* Written request
Pull out all lines from the listing below in which the word "рисования" appears.

>>>>

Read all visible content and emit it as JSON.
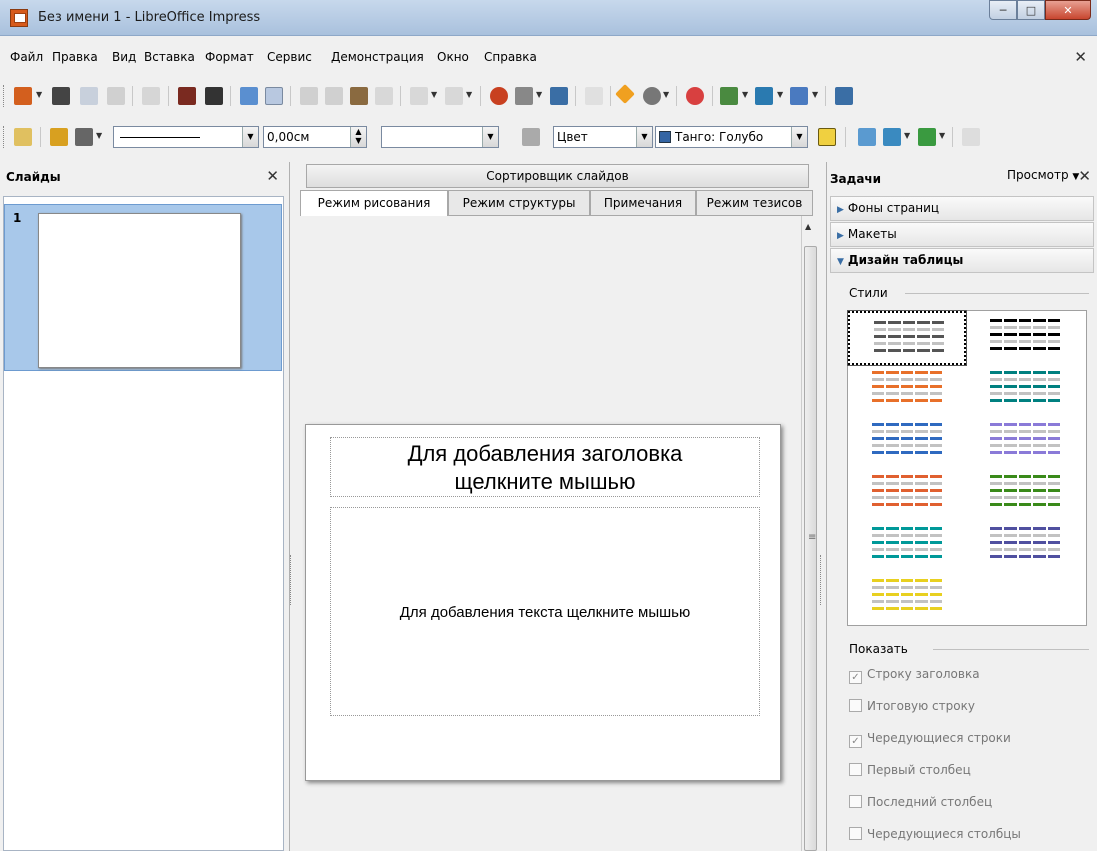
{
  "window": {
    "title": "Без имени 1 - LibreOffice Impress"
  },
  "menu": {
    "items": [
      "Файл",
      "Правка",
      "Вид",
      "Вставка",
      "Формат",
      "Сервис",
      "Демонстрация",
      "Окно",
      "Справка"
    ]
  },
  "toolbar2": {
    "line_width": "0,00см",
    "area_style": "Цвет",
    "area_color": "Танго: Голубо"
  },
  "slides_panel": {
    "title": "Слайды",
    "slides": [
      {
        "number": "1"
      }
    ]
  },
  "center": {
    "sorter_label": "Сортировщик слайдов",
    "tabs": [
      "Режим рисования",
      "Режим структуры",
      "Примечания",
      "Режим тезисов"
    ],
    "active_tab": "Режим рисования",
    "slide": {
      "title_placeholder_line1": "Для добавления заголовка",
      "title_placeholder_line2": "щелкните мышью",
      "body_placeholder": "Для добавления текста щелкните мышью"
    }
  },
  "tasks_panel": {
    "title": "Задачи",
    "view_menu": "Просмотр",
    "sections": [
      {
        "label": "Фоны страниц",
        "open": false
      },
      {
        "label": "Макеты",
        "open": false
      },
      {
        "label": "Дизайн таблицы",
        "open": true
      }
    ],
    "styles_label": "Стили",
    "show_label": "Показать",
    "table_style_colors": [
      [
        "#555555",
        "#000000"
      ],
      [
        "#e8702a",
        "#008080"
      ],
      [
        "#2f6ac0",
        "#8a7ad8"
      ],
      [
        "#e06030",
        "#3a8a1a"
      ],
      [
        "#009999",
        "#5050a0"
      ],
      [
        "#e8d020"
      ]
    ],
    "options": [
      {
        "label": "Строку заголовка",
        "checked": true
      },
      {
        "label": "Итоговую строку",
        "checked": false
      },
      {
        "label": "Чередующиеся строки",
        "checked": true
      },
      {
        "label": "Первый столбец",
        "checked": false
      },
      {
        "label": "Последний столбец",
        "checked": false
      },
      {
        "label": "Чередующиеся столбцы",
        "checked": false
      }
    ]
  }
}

<<<<
>>>>

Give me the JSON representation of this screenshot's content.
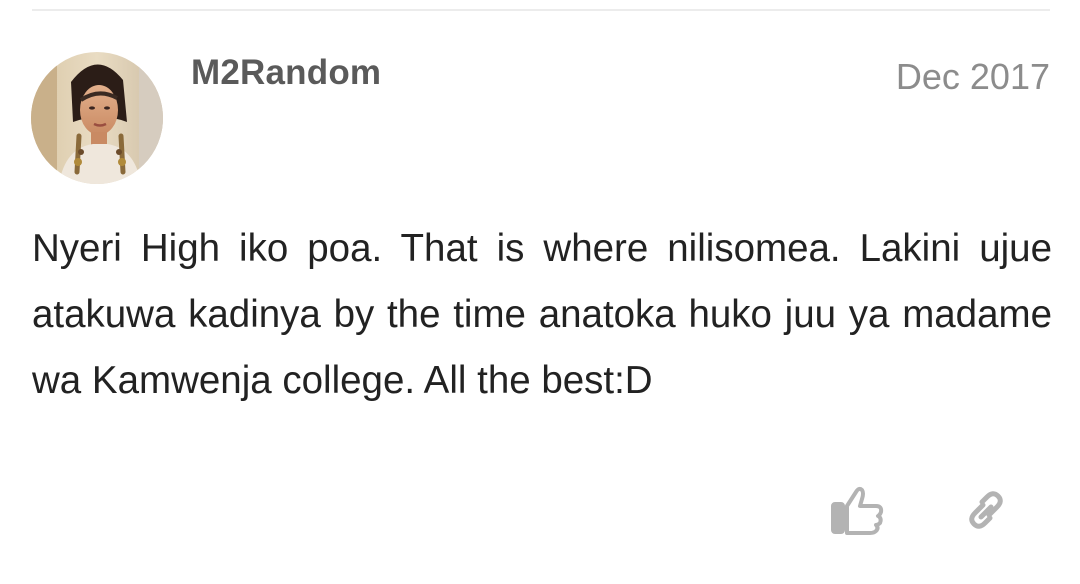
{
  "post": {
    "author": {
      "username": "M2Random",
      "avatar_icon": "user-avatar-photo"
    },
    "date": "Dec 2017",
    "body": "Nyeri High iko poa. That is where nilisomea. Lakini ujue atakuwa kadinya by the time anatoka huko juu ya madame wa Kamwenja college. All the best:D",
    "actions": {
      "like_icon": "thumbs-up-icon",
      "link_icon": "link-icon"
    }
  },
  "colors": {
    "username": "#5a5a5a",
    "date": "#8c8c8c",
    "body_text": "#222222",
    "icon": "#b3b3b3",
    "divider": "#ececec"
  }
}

<<<<
>>>>

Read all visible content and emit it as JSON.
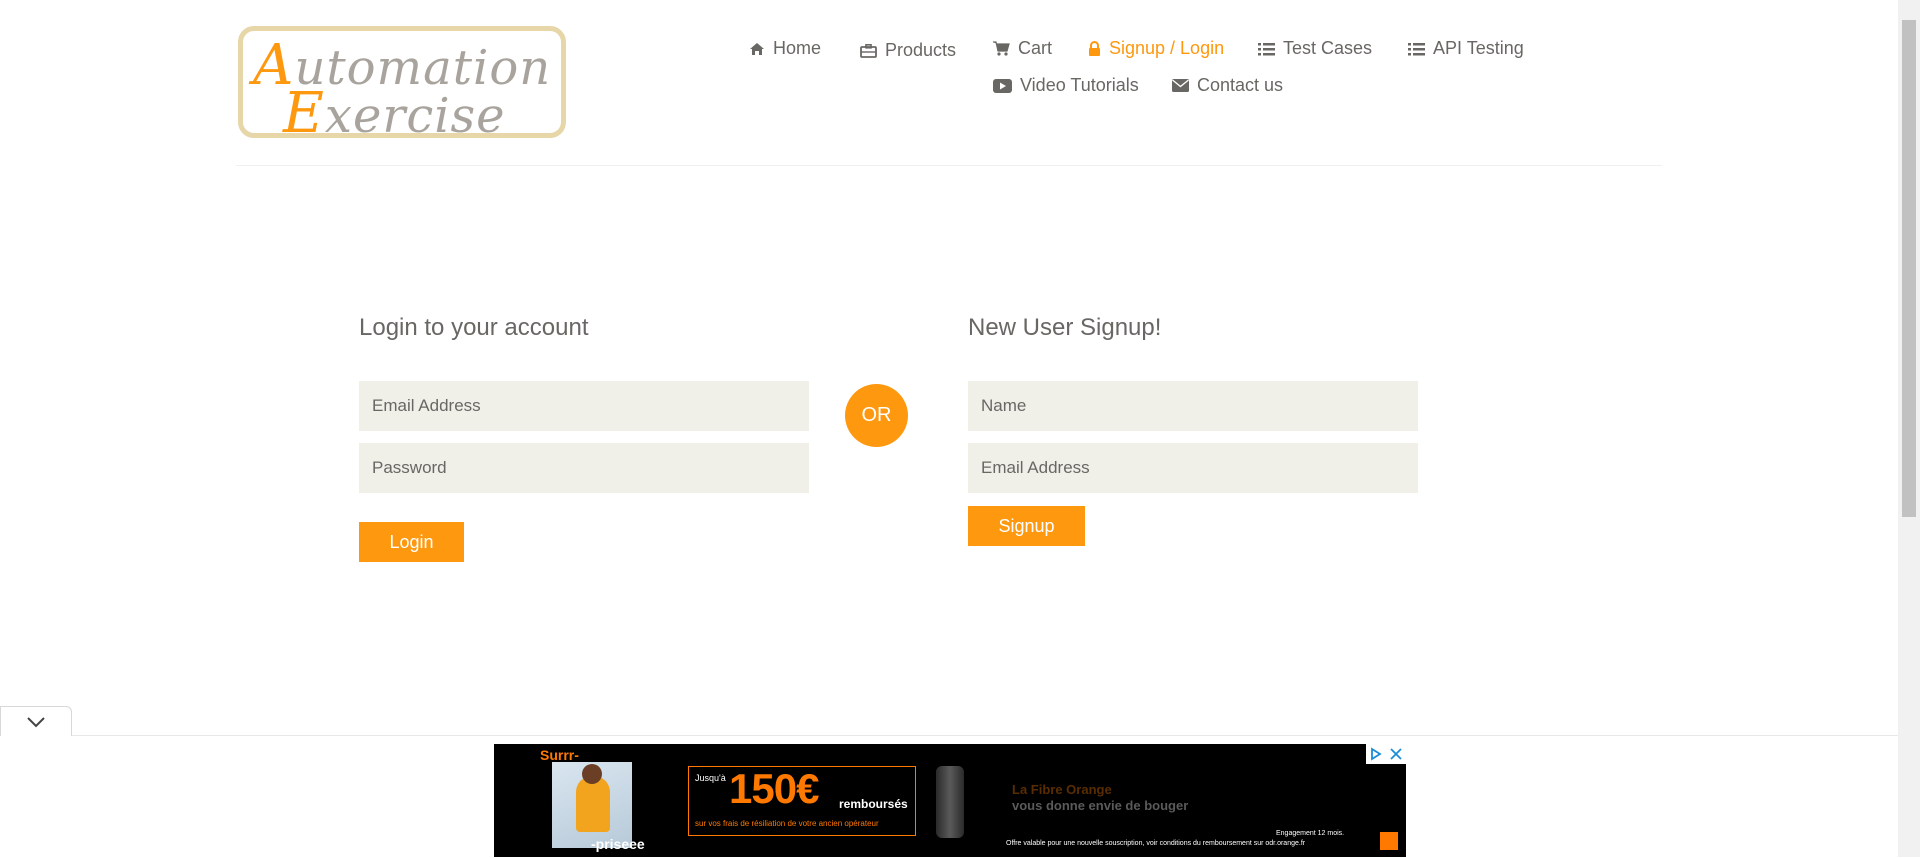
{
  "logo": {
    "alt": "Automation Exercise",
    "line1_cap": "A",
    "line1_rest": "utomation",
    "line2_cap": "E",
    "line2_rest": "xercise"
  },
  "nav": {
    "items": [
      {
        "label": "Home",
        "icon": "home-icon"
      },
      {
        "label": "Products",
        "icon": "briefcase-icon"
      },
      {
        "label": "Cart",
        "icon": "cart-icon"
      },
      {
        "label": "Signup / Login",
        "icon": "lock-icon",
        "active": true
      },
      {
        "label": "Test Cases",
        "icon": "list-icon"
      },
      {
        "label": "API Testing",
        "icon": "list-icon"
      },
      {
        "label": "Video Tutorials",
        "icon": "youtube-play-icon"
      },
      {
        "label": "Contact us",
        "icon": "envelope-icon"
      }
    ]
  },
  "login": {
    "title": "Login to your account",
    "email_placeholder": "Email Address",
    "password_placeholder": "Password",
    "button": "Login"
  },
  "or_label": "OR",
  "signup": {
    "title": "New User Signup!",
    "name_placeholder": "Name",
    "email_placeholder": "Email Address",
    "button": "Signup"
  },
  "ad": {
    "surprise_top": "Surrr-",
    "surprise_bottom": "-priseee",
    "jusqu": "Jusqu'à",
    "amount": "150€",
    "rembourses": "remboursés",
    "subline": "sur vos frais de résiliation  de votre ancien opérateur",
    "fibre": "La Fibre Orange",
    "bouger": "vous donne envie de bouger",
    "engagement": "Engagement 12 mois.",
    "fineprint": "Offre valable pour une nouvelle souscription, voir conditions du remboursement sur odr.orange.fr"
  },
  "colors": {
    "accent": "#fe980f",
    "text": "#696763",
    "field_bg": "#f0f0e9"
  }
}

<<<<

* Solution to this problem
      "Режим рисования",
    "active_tab": "Режим рисования",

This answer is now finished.